Collected data
——————————

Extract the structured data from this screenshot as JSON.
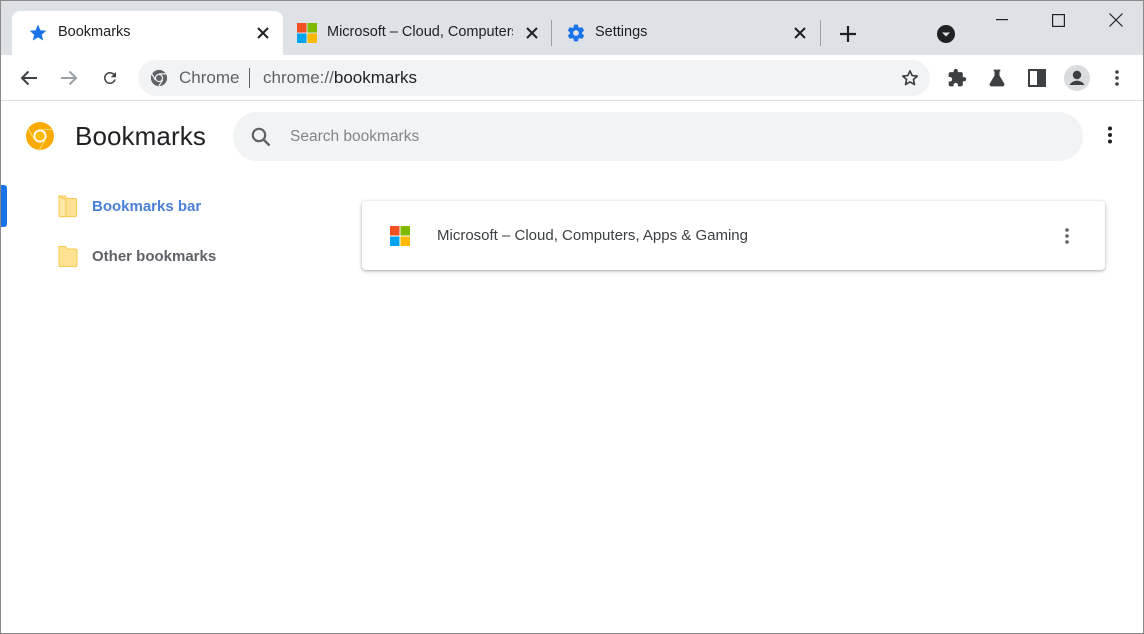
{
  "tabs": [
    {
      "title": "Bookmarks",
      "icon": "bookmark-star-icon",
      "active": true
    },
    {
      "title": "Microsoft – Cloud, Computers, Apps & Gaming",
      "icon": "microsoft-logo-icon",
      "active": false
    },
    {
      "title": "Settings",
      "icon": "settings-gear-icon",
      "active": false
    }
  ],
  "toolbar": {
    "chip_label": "Chrome",
    "url_scheme": "chrome://",
    "url_path": "bookmarks"
  },
  "page": {
    "title": "Bookmarks",
    "search_placeholder": "Search bookmarks"
  },
  "sidebar": {
    "items": [
      {
        "label": "Bookmarks bar",
        "selected": true
      },
      {
        "label": "Other bookmarks",
        "selected": false
      }
    ]
  },
  "bookmarks": [
    {
      "title": "Microsoft – Cloud, Computers, Apps & Gaming",
      "icon": "microsoft-logo-icon"
    }
  ],
  "colors": {
    "accent": "#1a73e8",
    "tabstrip": "#dee1e6",
    "selected_label": "#4a80d8",
    "folder": "#fde293"
  }
}
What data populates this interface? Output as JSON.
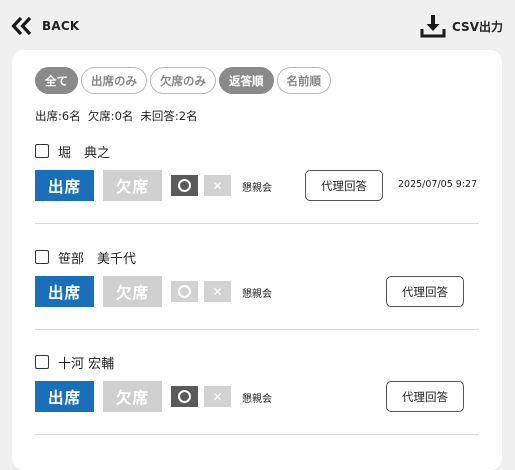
{
  "header": {
    "back_label": "BACK",
    "csv_label": "CSV出力"
  },
  "filters": [
    {
      "label": "全て",
      "active": true
    },
    {
      "label": "出席のみ",
      "active": false
    },
    {
      "label": "欠席のみ",
      "active": false
    },
    {
      "label": "返答順",
      "active": true
    },
    {
      "label": "名前順",
      "active": false
    }
  ],
  "summary": {
    "present": "出席:6名",
    "absent": "欠席:0名",
    "unanswered": "未回答:2名"
  },
  "rows": [
    {
      "name": "堀　典之",
      "present_label": "出席",
      "absent_label": "欠席",
      "circle_on": true,
      "x_label": "✕",
      "group": "懇親会",
      "proxy_label": "代理回答",
      "timestamp": "2025/07/05 9:27"
    },
    {
      "name": "笹部　美千代",
      "present_label": "出席",
      "absent_label": "欠席",
      "circle_on": false,
      "x_label": "✕",
      "group": "懇親会",
      "proxy_label": "代理回答",
      "timestamp": ""
    },
    {
      "name": "十河 宏輔",
      "present_label": "出席",
      "absent_label": "欠席",
      "circle_on": true,
      "x_label": "✕",
      "group": "懇親会",
      "proxy_label": "代理回答",
      "timestamp": ""
    }
  ]
}
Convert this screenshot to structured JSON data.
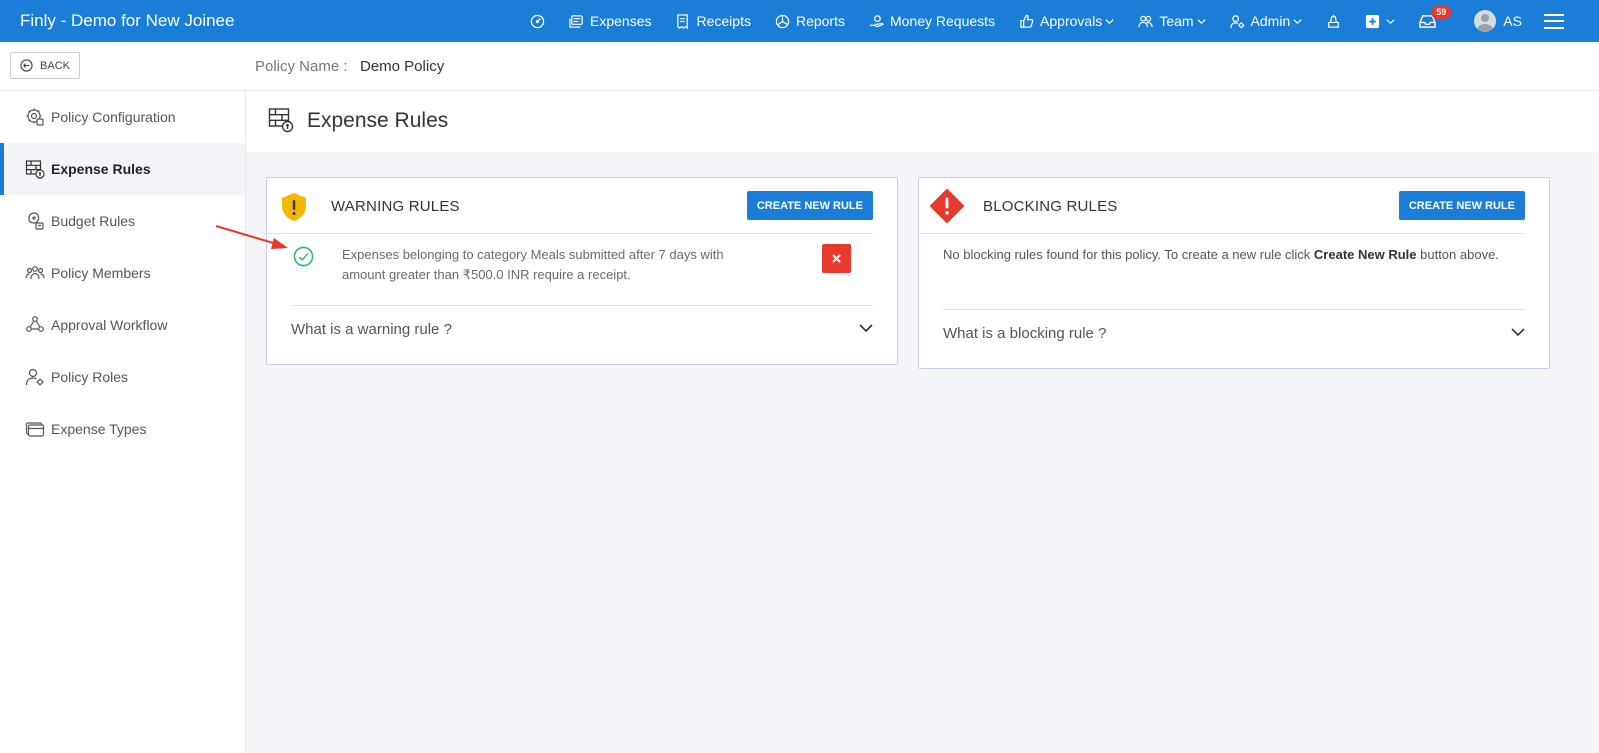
{
  "app": {
    "title": "Finly - Demo for New Joinee"
  },
  "nav": {
    "dashboard_icon": "dashboard-icon",
    "items": [
      {
        "label": "Expenses",
        "icon": "expenses-icon"
      },
      {
        "label": "Receipts",
        "icon": "receipts-icon"
      },
      {
        "label": "Reports",
        "icon": "reports-icon"
      },
      {
        "label": "Money Requests",
        "icon": "money-requests-icon"
      },
      {
        "label": "Approvals",
        "icon": "approvals-icon"
      },
      {
        "label": "Team",
        "icon": "team-icon"
      },
      {
        "label": "Admin",
        "icon": "admin-icon"
      }
    ],
    "inbox_count": "59",
    "user_initials": "AS"
  },
  "subheader": {
    "back_label": "BACK",
    "policy_label": "Policy Name :",
    "policy_name": "Demo Policy"
  },
  "sidebar": {
    "items": [
      {
        "label": "Policy Configuration",
        "icon": "policy-configuration-icon",
        "active": false
      },
      {
        "label": "Expense Rules",
        "icon": "expense-rules-icon",
        "active": true
      },
      {
        "label": "Budget Rules",
        "icon": "budget-rules-icon",
        "active": false
      },
      {
        "label": "Policy Members",
        "icon": "policy-members-icon",
        "active": false
      },
      {
        "label": "Approval Workflow",
        "icon": "approval-workflow-icon",
        "active": false
      },
      {
        "label": "Policy Roles",
        "icon": "policy-roles-icon",
        "active": false
      },
      {
        "label": "Expense Types",
        "icon": "expense-types-icon",
        "active": false
      }
    ]
  },
  "page": {
    "title": "Expense Rules"
  },
  "warning_rules": {
    "title": "WARNING RULES",
    "create_label": "CREATE NEW RULE",
    "rules": [
      {
        "text": "Expenses belonging to category Meals submitted after 7 days with amount greater than ₹500.0 INR require a receipt."
      }
    ],
    "accordion_label": "What is a warning rule ?"
  },
  "blocking_rules": {
    "title": "BLOCKING RULES",
    "create_label": "CREATE NEW RULE",
    "empty_prefix": "No blocking rules found for this policy. To create a new rule click ",
    "empty_bold": "Create New Rule",
    "empty_suffix": " button above.",
    "accordion_label": "What is a blocking rule ?"
  },
  "colors": {
    "primary": "#1a7ed8",
    "danger": "#e8392e",
    "warning": "#f5b800",
    "success": "#2eb872"
  }
}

——————————

(The problem):
Extract all lines that hold the word "logo".

(Solution to the exercise):
      "icon": "microsoft-logo-icon",
      "icon": "microsoft-logo-icon"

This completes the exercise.